-- Start of EXTRACTED DATA --
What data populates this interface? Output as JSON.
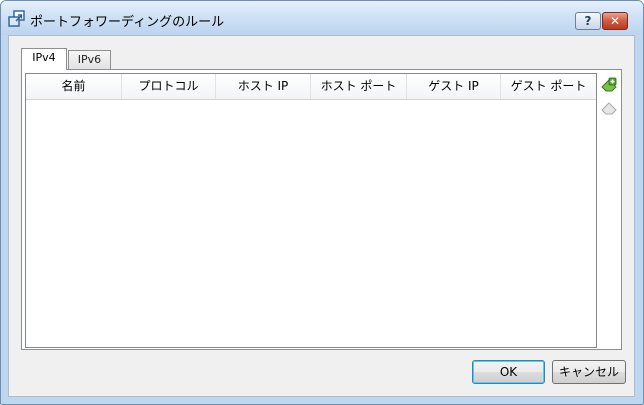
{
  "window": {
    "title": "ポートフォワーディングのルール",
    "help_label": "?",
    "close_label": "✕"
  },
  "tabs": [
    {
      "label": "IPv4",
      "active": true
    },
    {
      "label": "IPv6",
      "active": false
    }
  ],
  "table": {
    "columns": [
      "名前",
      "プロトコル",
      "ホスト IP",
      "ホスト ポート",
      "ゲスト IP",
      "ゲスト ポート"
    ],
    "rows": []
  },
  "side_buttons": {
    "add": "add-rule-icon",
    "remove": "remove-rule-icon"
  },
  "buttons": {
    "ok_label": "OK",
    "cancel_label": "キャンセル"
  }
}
-- End of EXTRACTED DATA --
The material above must be printed exactly, with its pictures left out.

What data populates this interface? Output as JSON.
{
  "window": {
    "title": "ポートフォワーディングのルール",
    "help_label": "?",
    "close_label": "✕"
  },
  "tabs": [
    {
      "label": "IPv4",
      "active": true
    },
    {
      "label": "IPv6",
      "active": false
    }
  ],
  "table": {
    "columns": [
      "名前",
      "プロトコル",
      "ホスト IP",
      "ホスト ポート",
      "ゲスト IP",
      "ゲスト ポート"
    ],
    "rows": []
  },
  "side_buttons": {
    "add": "add-rule-icon",
    "remove": "remove-rule-icon"
  },
  "buttons": {
    "ok_label": "OK",
    "cancel_label": "キャンセル"
  }
}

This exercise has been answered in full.